Data items:
-- Start --
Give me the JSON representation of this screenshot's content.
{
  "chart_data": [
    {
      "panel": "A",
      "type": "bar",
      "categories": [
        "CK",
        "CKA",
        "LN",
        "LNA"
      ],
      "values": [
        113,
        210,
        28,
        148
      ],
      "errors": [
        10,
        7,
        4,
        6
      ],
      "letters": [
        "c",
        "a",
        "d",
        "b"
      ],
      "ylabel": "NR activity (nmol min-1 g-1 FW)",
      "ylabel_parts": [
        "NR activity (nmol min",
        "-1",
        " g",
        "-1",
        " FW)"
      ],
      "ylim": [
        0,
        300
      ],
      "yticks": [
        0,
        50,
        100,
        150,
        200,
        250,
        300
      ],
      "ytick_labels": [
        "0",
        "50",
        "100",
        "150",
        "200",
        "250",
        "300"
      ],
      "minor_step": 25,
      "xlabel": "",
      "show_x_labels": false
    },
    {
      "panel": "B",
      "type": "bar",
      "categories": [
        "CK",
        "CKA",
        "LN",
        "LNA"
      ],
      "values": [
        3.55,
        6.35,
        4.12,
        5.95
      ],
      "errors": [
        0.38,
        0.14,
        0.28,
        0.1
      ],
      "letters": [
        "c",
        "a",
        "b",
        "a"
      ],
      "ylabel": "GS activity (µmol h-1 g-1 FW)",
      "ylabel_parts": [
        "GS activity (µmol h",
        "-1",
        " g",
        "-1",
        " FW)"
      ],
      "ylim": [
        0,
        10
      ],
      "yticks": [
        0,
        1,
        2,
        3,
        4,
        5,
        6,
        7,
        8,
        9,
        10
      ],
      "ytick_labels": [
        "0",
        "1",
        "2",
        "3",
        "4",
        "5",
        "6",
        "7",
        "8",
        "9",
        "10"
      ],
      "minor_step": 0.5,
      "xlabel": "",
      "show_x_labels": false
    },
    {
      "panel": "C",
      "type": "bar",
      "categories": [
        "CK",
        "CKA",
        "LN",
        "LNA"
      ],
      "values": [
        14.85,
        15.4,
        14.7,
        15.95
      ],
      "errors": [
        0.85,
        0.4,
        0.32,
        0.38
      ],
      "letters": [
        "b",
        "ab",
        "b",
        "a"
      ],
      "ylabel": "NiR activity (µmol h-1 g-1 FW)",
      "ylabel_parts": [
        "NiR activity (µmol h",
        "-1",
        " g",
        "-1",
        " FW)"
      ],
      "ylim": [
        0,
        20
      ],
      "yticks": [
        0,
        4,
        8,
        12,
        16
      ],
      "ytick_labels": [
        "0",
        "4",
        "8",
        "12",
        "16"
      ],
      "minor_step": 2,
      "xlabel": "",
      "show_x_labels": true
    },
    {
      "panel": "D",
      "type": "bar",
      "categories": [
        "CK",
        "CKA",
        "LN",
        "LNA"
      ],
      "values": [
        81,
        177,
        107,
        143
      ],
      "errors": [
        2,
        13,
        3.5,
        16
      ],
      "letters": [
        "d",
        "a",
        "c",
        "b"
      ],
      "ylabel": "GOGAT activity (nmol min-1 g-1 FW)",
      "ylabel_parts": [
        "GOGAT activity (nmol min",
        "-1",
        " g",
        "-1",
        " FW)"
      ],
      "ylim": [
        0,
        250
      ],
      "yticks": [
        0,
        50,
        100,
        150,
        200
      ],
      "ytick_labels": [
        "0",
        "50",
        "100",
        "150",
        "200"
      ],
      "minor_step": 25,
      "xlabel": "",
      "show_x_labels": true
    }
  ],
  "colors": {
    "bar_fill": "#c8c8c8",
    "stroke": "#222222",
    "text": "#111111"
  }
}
-- End --
REQUIREMENT: In the material above, show every line where the word "µmol" turns up.

CORRECT RESPONSE:
      "ylabel": "GS activity (µmol h-1 g-1 FW)",
        "GS activity (µmol h",
      "ylabel": "NiR activity (µmol h-1 g-1 FW)",
        "NiR activity (µmol h",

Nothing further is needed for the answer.